── GIVEN TEXT ──
Together, these solar processes create the variability we experience as space weather.
How Space Weather Moves Through the Solar System
Once solar activity leaves the Sun, it travels through a vast region filled with solar wind and magnetic fields. This environment — the heliosphere — determines how solar disturbances spread, how quickly they arrive, and how strongly they affect planets.
Space weather does not move in straight lines or simple paths. Instead, its behaviour is shaped by magnetic fields, the background solar wind, and the Sun’s rotation.
The Interplanetary Magnetic Field (IMF)
As the solar wind flows outward, it carries the Sun’s magnetic field with it, stretching it across the solar system. This extended magnetic field is called the interplanetary magnetic field, or IMF.
Its direction and strength vary depending on where the solar wind came from and what the Sun has been doing.
When the IMF reaches Earth, its orientation is especially important. A southward-pointing IMF connects more easily with Earth’s magnetic field, allowing energy to flow into the magnetosphere and increasing the likelihood of geomagnetic storms. A northward IMF, in contrast, makes strong storms much less likely.
The Parker Spiral
Because the Sun rotates, the magnetic field carried by the solar wind is twisted into a spiral pattern rather than stretched straight outward. This shape — the Parker spiral — is one of the most important structures in heliophysics.
The spiral means that solar wind, magnetic fields, and disturbances sweep through space along curved paths. It also means Earth may be magnetically connected to a region of the Sun that is not directly facing us, allowing certain kinds of space weather to reach Earth even when the eruption appears off to the side.

How CMEs Travel Through Space
A coronal mass ejection expands as it moves outward, pushing aside the solar wind in front of it. If it is fast enough, it forms a shock wave that can accelerate particles and disturb the surrounding solar wind.
As the CME travels, its embedded magnetic field can rotate or change shape, and interactions with the background solar wind can deflect or compress it. By the time it reaches Earth, the CME may look quite different from how it appeared when it left the Sun.
The magnetic field inside the CME — especially whether it points northward or southward upon arrival — is often the main factor that determines how strong a geomagnetic storm will be.
───
* YOUR TASKS *
(a) From the space weather text, copy the part that opens with the words containing "The spiral means" and closes with "surrounding solar wind.".
(b) Answer these questions using the space weather text:
(i) What is the name for the Sun's magnetic field once the solar wind has stretched it across the solar system?
(ii) Why is the magnetic field carried by the solar wind twisted into a spiral instead of stretched straight outward?
(iii) What does a coronal mass ejection form if it is fast enough?
── DATA ──
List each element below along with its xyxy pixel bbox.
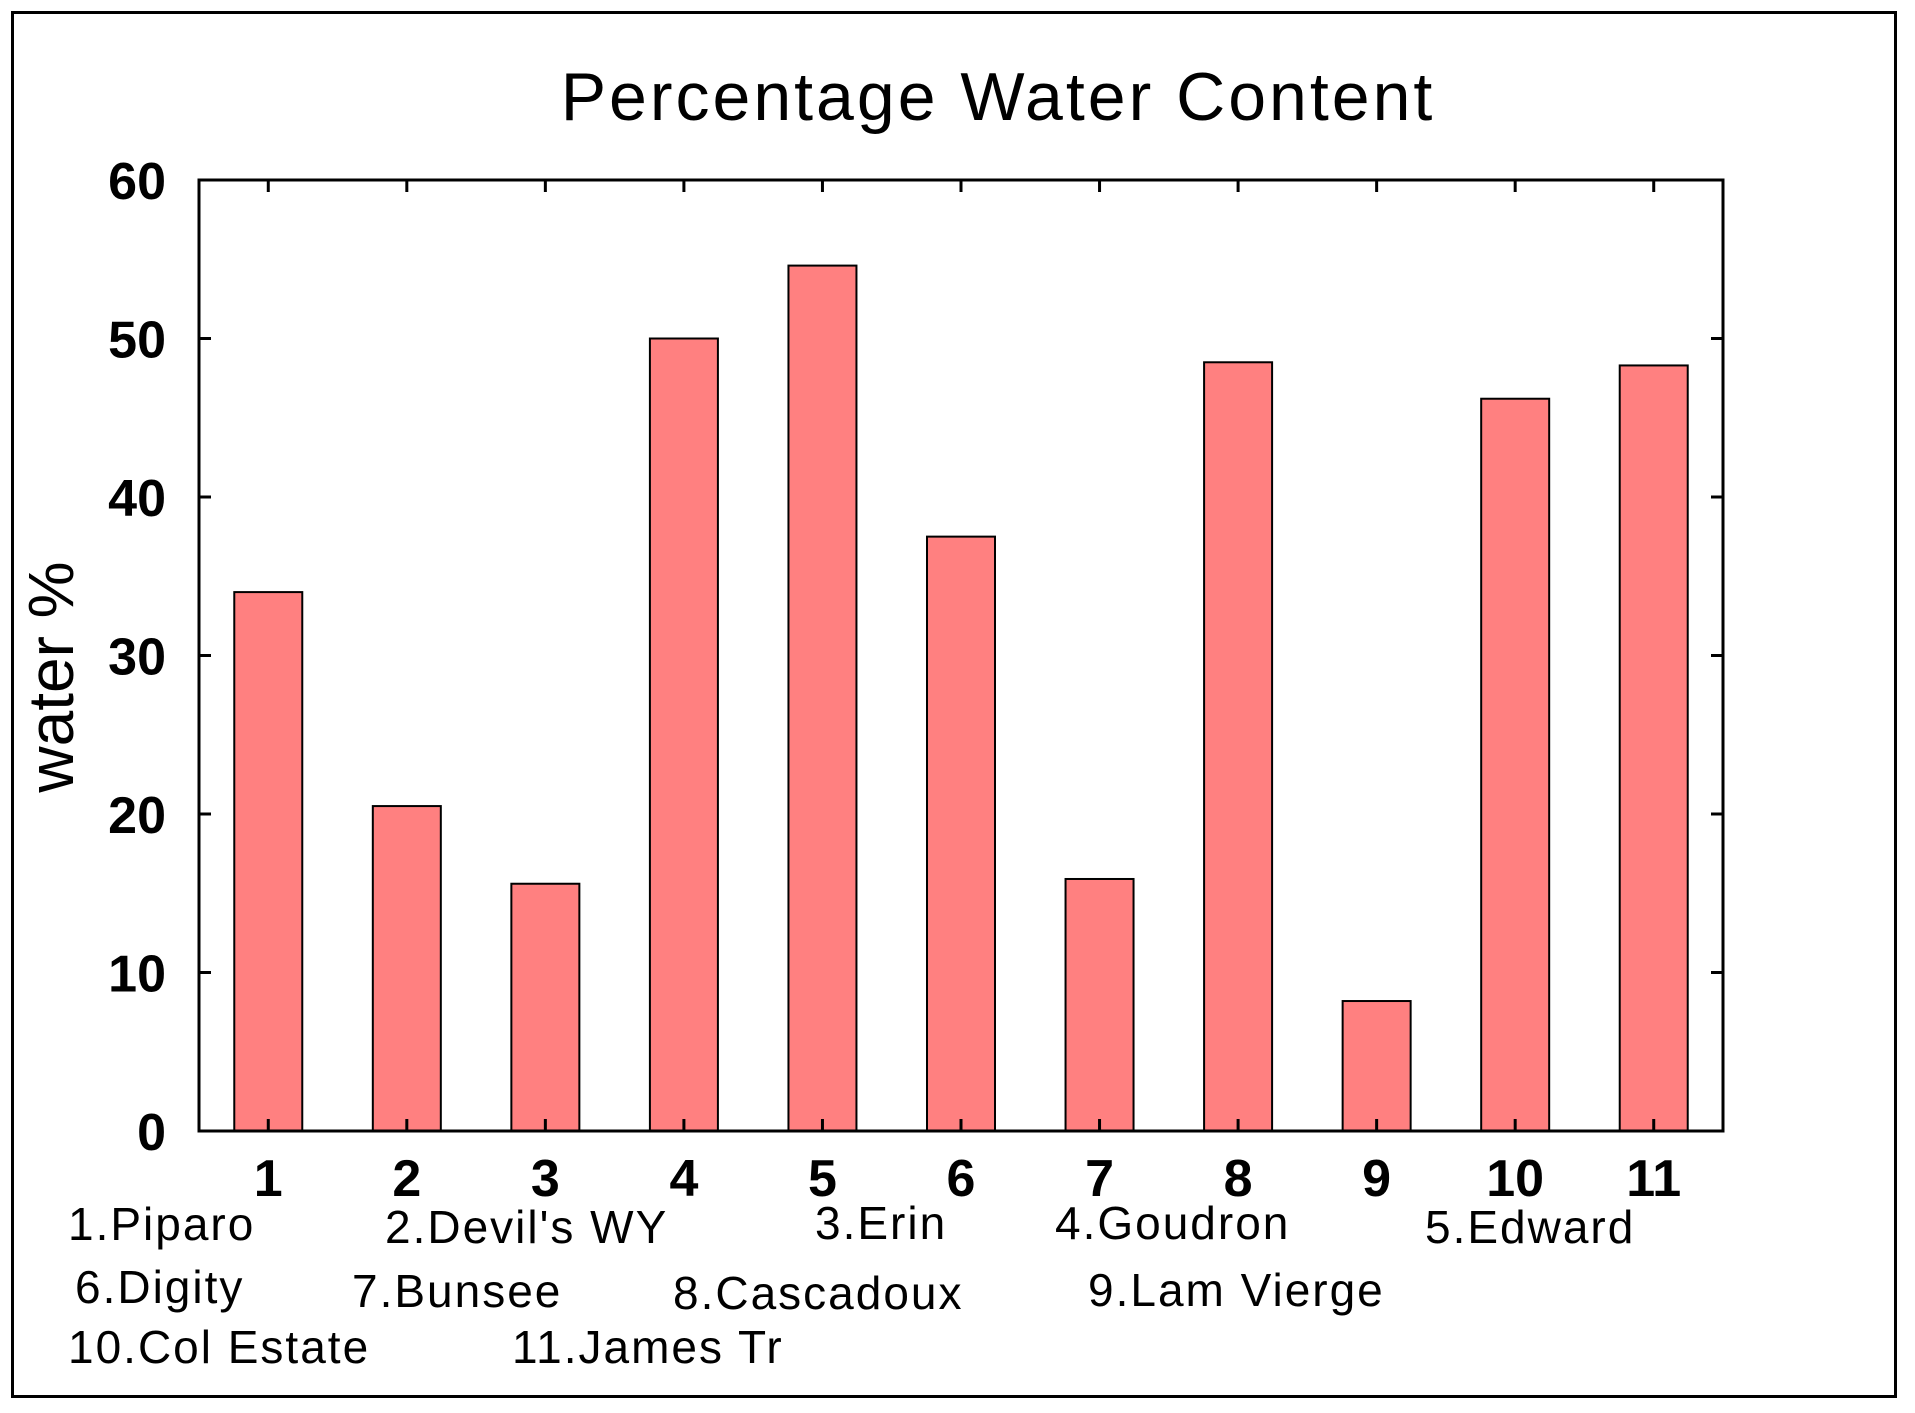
───
* ANSWERS FOR THIS EXERCISE *
(a)
The spiral means that solar wind, magnetic fields, and disturbances sweep through space along curved paths. It also means Earth may be magnetically connected to a region of the Sun that is not directly facing us, allowing certain kinds of space weather to reach Earth even when the eruption appears off to the side.

How CMEs Travel Through Space
A coronal mass ejection expands as it moves outward, pushing aside the solar wind in front of it. If it is fast enough, it forms a shock wave that can accelerate particles and disturb the surrounding solar wind.

(b)
(i) The interplanetary magnetic field, or IMF.
(ii) Because the Sun rotates.
(iii) A shock wave that can accelerate particles and disturb the surrounding solar wind.